* **TASK REQUIREMENTS**:
Repeat each line word for word.

* **MATERIAL FOR THIS TASK**:
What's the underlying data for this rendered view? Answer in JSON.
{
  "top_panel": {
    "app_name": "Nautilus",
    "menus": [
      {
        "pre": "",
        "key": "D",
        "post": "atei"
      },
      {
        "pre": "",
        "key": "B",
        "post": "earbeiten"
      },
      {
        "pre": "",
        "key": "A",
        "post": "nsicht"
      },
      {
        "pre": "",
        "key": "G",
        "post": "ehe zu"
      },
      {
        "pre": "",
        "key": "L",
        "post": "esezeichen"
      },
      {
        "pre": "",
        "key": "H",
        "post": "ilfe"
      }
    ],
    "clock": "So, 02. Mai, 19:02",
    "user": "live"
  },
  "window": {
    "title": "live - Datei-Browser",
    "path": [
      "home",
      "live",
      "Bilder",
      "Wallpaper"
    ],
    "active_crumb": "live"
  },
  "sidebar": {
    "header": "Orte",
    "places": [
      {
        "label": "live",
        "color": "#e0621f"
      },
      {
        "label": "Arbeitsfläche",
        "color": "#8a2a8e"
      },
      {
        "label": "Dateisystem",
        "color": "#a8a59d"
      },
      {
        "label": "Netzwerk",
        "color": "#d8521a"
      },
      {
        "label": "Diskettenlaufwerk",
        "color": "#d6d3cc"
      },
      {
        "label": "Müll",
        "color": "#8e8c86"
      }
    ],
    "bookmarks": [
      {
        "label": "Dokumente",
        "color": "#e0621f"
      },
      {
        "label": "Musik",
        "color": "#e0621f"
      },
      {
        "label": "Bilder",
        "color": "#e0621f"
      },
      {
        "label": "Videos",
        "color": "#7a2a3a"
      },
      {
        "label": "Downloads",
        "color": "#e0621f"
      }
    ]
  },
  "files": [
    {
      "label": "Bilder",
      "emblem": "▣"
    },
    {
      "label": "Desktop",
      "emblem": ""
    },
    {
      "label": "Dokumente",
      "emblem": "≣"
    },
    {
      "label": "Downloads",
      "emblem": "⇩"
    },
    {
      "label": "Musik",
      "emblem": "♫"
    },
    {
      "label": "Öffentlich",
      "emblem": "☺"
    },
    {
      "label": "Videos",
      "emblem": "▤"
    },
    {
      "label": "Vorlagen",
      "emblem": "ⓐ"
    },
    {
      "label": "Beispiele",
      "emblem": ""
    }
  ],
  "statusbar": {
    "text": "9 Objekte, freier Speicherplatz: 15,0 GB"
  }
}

* **RESULT OF THIS EXERCISE**:
What's the underlying data for this rendered view? Answer in JSON.
{
  "top_panel": {
    "app_name": "Nautilus",
    "menus": [
      {
        "pre": "",
        "key": "D",
        "post": "atei"
      },
      {
        "pre": "",
        "key": "B",
        "post": "earbeiten"
      },
      {
        "pre": "",
        "key": "A",
        "post": "nsicht"
      },
      {
        "pre": "",
        "key": "G",
        "post": "ehe zu"
      },
      {
        "pre": "",
        "key": "L",
        "post": "esezeichen"
      },
      {
        "pre": "",
        "key": "H",
        "post": "ilfe"
      }
    ],
    "clock": "So, 02. Mai, 19:02",
    "user": "live"
  },
  "window": {
    "title": "live - Datei-Browser",
    "path": [
      "home",
      "live",
      "Bilder",
      "Wallpaper"
    ],
    "active_crumb": "live"
  },
  "sidebar": {
    "header": "Orte",
    "places": [
      {
        "label": "live",
        "color": "#e0621f"
      },
      {
        "label": "Arbeitsfläche",
        "color": "#8a2a8e"
      },
      {
        "label": "Dateisystem",
        "color": "#a8a59d"
      },
      {
        "label": "Netzwerk",
        "color": "#d8521a"
      },
      {
        "label": "Diskettenlaufwerk",
        "color": "#d6d3cc"
      },
      {
        "label": "Müll",
        "color": "#8e8c86"
      }
    ],
    "bookmarks": [
      {
        "label": "Dokumente",
        "color": "#e0621f"
      },
      {
        "label": "Musik",
        "color": "#e0621f"
      },
      {
        "label": "Bilder",
        "color": "#e0621f"
      },
      {
        "label": "Videos",
        "color": "#7a2a3a"
      },
      {
        "label": "Downloads",
        "color": "#e0621f"
      }
    ]
  },
  "files": [
    {
      "label": "Bilder",
      "emblem": "▣"
    },
    {
      "label": "Desktop",
      "emblem": ""
    },
    {
      "label": "Dokumente",
      "emblem": "≣"
    },
    {
      "label": "Downloads",
      "emblem": "⇩"
    },
    {
      "label": "Musik",
      "emblem": "♫"
    },
    {
      "label": "Öffentlich",
      "emblem": "☺"
    },
    {
      "label": "Videos",
      "emblem": "▤"
    },
    {
      "label": "Vorlagen",
      "emblem": "ⓐ"
    },
    {
      "label": "Beispiele",
      "emblem": ""
    }
  ],
  "statusbar": {
    "text": "9 Objekte, freier Speicherplatz: 15,0 GB"
  }
}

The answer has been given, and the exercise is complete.